EXERCISE DESCRIPTION. Produce the listing below again, exactly as shown.

DATA SECTION.
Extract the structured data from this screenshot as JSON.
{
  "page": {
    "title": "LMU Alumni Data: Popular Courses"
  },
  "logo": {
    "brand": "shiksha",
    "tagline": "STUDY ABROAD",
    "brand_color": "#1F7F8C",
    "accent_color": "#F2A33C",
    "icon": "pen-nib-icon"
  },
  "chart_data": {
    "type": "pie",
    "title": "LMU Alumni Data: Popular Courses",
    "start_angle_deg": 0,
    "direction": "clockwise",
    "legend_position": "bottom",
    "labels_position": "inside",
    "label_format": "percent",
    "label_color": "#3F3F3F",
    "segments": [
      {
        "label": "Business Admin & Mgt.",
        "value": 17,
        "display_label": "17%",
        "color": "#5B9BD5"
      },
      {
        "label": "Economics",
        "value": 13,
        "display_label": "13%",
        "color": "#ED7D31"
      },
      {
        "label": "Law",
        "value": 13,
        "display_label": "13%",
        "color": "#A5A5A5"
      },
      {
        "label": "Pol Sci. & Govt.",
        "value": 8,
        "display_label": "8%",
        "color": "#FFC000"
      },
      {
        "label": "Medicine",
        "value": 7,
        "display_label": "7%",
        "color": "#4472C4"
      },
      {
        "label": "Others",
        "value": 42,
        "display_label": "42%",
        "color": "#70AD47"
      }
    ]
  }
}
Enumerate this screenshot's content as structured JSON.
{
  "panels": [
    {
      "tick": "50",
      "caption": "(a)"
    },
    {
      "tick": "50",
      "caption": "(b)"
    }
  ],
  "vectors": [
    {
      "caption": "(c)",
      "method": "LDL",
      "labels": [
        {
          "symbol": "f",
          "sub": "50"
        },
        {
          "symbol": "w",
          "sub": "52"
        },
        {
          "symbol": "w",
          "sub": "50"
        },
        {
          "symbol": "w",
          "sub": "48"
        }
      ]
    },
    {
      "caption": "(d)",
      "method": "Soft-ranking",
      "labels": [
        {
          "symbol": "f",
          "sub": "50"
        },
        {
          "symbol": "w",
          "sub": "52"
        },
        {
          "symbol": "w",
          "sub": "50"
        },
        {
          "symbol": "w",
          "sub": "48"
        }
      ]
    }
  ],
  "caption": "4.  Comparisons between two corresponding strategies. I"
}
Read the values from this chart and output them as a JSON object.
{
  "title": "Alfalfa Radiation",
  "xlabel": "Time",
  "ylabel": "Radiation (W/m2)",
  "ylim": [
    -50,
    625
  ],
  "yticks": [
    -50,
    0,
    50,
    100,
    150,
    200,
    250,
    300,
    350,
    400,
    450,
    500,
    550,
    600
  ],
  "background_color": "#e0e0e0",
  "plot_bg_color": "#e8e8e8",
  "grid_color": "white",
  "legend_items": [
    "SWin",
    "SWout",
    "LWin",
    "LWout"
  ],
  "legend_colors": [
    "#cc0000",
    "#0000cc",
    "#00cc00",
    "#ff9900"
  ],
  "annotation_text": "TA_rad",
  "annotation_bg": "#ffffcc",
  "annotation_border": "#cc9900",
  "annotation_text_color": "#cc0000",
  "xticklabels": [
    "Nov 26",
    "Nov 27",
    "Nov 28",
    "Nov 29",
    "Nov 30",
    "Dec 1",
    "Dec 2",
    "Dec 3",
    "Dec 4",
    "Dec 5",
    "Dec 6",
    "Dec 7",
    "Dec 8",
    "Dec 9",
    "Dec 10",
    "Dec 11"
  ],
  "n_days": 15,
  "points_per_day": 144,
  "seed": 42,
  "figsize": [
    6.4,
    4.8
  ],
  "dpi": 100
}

SOLUTION FOR THIS TASK.
Extract the structured data from this screenshot as JSON.
{
  "page": {
    "title": "LMU Alumni Data: Popular Courses"
  },
  "logo": {
    "brand": "shiksha",
    "tagline": "STUDY ABROAD",
    "brand_color": "#1F7F8C",
    "accent_color": "#F2A33C",
    "icon": "pen-nib-icon"
  },
  "chart_data": {
    "type": "pie",
    "title": "LMU Alumni Data: Popular Courses",
    "start_angle_deg": 0,
    "direction": "clockwise",
    "legend_position": "bottom",
    "labels_position": "inside",
    "label_format": "percent",
    "label_color": "#3F3F3F",
    "segments": [
      {
        "label": "Business Admin & Mgt.",
        "value": 17,
        "display_label": "17%",
        "color": "#5B9BD5"
      },
      {
        "label": "Economics",
        "value": 13,
        "display_label": "13%",
        "color": "#ED7D31"
      },
      {
        "label": "Law",
        "value": 13,
        "display_label": "13%",
        "color": "#A5A5A5"
      },
      {
        "label": "Pol Sci. & Govt.",
        "value": 8,
        "display_label": "8%",
        "color": "#FFC000"
      },
      {
        "label": "Medicine",
        "value": 7,
        "display_label": "7%",
        "color": "#4472C4"
      },
      {
        "label": "Others",
        "value": 42,
        "display_label": "42%",
        "color": "#70AD47"
      }
    ]
  }
}
Enumerate this screenshot's content as structured JSON.
{
  "panels": [
    {
      "tick": "50",
      "caption": "(a)"
    },
    {
      "tick": "50",
      "caption": "(b)"
    }
  ],
  "vectors": [
    {
      "caption": "(c)",
      "method": "LDL",
      "labels": [
        {
          "symbol": "f",
          "sub": "50"
        },
        {
          "symbol": "w",
          "sub": "52"
        },
        {
          "symbol": "w",
          "sub": "50"
        },
        {
          "symbol": "w",
          "sub": "48"
        }
      ]
    },
    {
      "caption": "(d)",
      "method": "Soft-ranking",
      "labels": [
        {
          "symbol": "f",
          "sub": "50"
        },
        {
          "symbol": "w",
          "sub": "52"
        },
        {
          "symbol": "w",
          "sub": "50"
        },
        {
          "symbol": "w",
          "sub": "48"
        }
      ]
    }
  ],
  "caption": "4.  Comparisons between two corresponding strategies. I"
}
Read the values from this chart and output them as a JSON object.
{
  "title": "Alfalfa Radiation",
  "xlabel": "Time",
  "ylabel": "Radiation (W/m2)",
  "ylim": [
    -50,
    625
  ],
  "yticks": [
    -50,
    0,
    50,
    100,
    150,
    200,
    250,
    300,
    350,
    400,
    450,
    500,
    550,
    600
  ],
  "background_color": "#e0e0e0",
  "plot_bg_color": "#e8e8e8",
  "grid_color": "white",
  "legend_items": [
    "SWin",
    "SWout",
    "LWin",
    "LWout"
  ],
  "legend_colors": [
    "#cc0000",
    "#0000cc",
    "#00cc00",
    "#ff9900"
  ],
  "annotation_text": "TA_rad",
  "annotation_bg": "#ffffcc",
  "annotation_border": "#cc9900",
  "annotation_text_color": "#cc0000",
  "xticklabels": [
    "Nov 26",
    "Nov 27",
    "Nov 28",
    "Nov 29",
    "Nov 30",
    "Dec 1",
    "Dec 2",
    "Dec 3",
    "Dec 4",
    "Dec 5",
    "Dec 6",
    "Dec 7",
    "Dec 8",
    "Dec 9",
    "Dec 10",
    "Dec 11"
  ],
  "n_days": 15,
  "points_per_day": 144,
  "seed": 42,
  "figsize": [
    6.4,
    4.8
  ],
  "dpi": 100
}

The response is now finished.